(Items from a dataset)
┄┄┄┄┄┄┄┄┄┄┄┄┄┄┄┄┄┄┄┄
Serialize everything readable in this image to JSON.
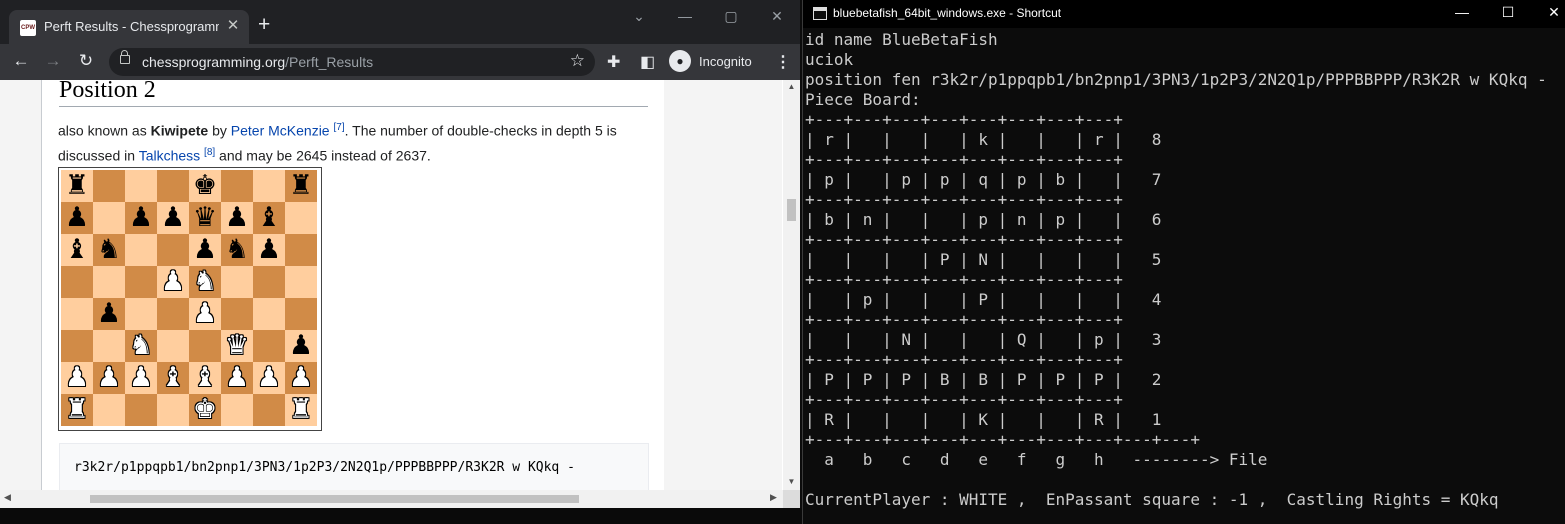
{
  "browser": {
    "tab_title": "Perft Results - Chessprogramming",
    "favicon_text": "CPW",
    "new_tab": "+",
    "url_domain": "chessprogramming.org",
    "url_path": "/Perft_Results",
    "incognito_label": "Incognito"
  },
  "page": {
    "heading": "Position 2",
    "para": {
      "t1": "also known as ",
      "bold": "Kiwipete",
      "t2": " by ",
      "link1": "Peter McKenzie",
      "sup1": "[7]",
      "t3": ". The number of double-checks in depth 5 is discussed in ",
      "link2": "Talkchess",
      "sup2": "[8]",
      "t4": " and may be 2645 instead of 2637."
    },
    "fen": "r3k2r/p1ppqpb1/bn2pnp1/3PN3/1p2P3/2N2Q1p/PPPBBPPP/R3K2R w KQkq -"
  },
  "board": {
    "ranks": [
      "r...k..r",
      "p.ppqpb.",
      "bn..pnp.",
      "...PN...",
      ".p..P...",
      "..N..Q.p",
      "PPPBBPPP",
      "R...K..R"
    ]
  },
  "console": {
    "title": "bluebetafish_64bit_windows.exe - Shortcut",
    "lines": [
      "id name BlueBetaFish",
      "uciok",
      "position fen r3k2r/p1ppqpb1/bn2pnp1/3PN3/1p2P3/2N2Q1p/PPPBBPPP/R3K2R w KQkq -",
      "Piece Board:",
      "+---+---+---+---+---+---+---+---+",
      "| r |   |   |   | k |   |   | r |   8",
      "+---+---+---+---+---+---+---+---+",
      "| p |   | p | p | q | p | b |   |   7",
      "+---+---+---+---+---+---+---+---+",
      "| b | n |   |   | p | n | p |   |   6",
      "+---+---+---+---+---+---+---+---+",
      "|   |   |   | P | N |   |   |   |   5",
      "+---+---+---+---+---+---+---+---+",
      "|   | p |   |   | P |   |   |   |   4",
      "+---+---+---+---+---+---+---+---+",
      "|   |   | N |   |   | Q |   | p |   3",
      "+---+---+---+---+---+---+---+---+",
      "| P | P | P | B | B | P | P | P |   2",
      "+---+---+---+---+---+---+---+---+",
      "| R |   |   |   | K |   |   | R |   1",
      "+---+---+---+---+---+---+---+---+---+---+",
      "  a   b   c   d   e   f   g   h   --------> File",
      "",
      "CurrentPlayer : WHITE ,  EnPassant square : -1 ,  Castling Rights = KQkq"
    ]
  }
}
┄┄┄┄┄┄┄┄┄┄┄┄┄┄┄┄┄┄┄┄
_SET PROBLEM_
Each record should be quoted exactly, with the images omitted.

_RESPONSE_
Serialize everything readable in this image to JSON.
{
  "browser": {
    "tab_title": "Perft Results - Chessprogramming",
    "favicon_text": "CPW",
    "new_tab": "+",
    "url_domain": "chessprogramming.org",
    "url_path": "/Perft_Results",
    "incognito_label": "Incognito"
  },
  "page": {
    "heading": "Position 2",
    "para": {
      "t1": "also known as ",
      "bold": "Kiwipete",
      "t2": " by ",
      "link1": "Peter McKenzie",
      "sup1": "[7]",
      "t3": ". The number of double-checks in depth 5 is discussed in ",
      "link2": "Talkchess",
      "sup2": "[8]",
      "t4": " and may be 2645 instead of 2637."
    },
    "fen": "r3k2r/p1ppqpb1/bn2pnp1/3PN3/1p2P3/2N2Q1p/PPPBBPPP/R3K2R w KQkq -"
  },
  "board": {
    "ranks": [
      "r...k..r",
      "p.ppqpb.",
      "bn..pnp.",
      "...PN...",
      ".p..P...",
      "..N..Q.p",
      "PPPBBPPP",
      "R...K..R"
    ]
  },
  "console": {
    "title": "bluebetafish_64bit_windows.exe - Shortcut",
    "lines": [
      "id name BlueBetaFish",
      "uciok",
      "position fen r3k2r/p1ppqpb1/bn2pnp1/3PN3/1p2P3/2N2Q1p/PPPBBPPP/R3K2R w KQkq -",
      "Piece Board:",
      "+---+---+---+---+---+---+---+---+",
      "| r |   |   |   | k |   |   | r |   8",
      "+---+---+---+---+---+---+---+---+",
      "| p |   | p | p | q | p | b |   |   7",
      "+---+---+---+---+---+---+---+---+",
      "| b | n |   |   | p | n | p |   |   6",
      "+---+---+---+---+---+---+---+---+",
      "|   |   |   | P | N |   |   |   |   5",
      "+---+---+---+---+---+---+---+---+",
      "|   | p |   |   | P |   |   |   |   4",
      "+---+---+---+---+---+---+---+---+",
      "|   |   | N |   |   | Q |   | p |   3",
      "+---+---+---+---+---+---+---+---+",
      "| P | P | P | B | B | P | P | P |   2",
      "+---+---+---+---+---+---+---+---+",
      "| R |   |   |   | K |   |   | R |   1",
      "+---+---+---+---+---+---+---+---+---+---+",
      "  a   b   c   d   e   f   g   h   --------> File",
      "",
      "CurrentPlayer : WHITE ,  EnPassant square : -1 ,  Castling Rights = KQkq"
    ]
  }
}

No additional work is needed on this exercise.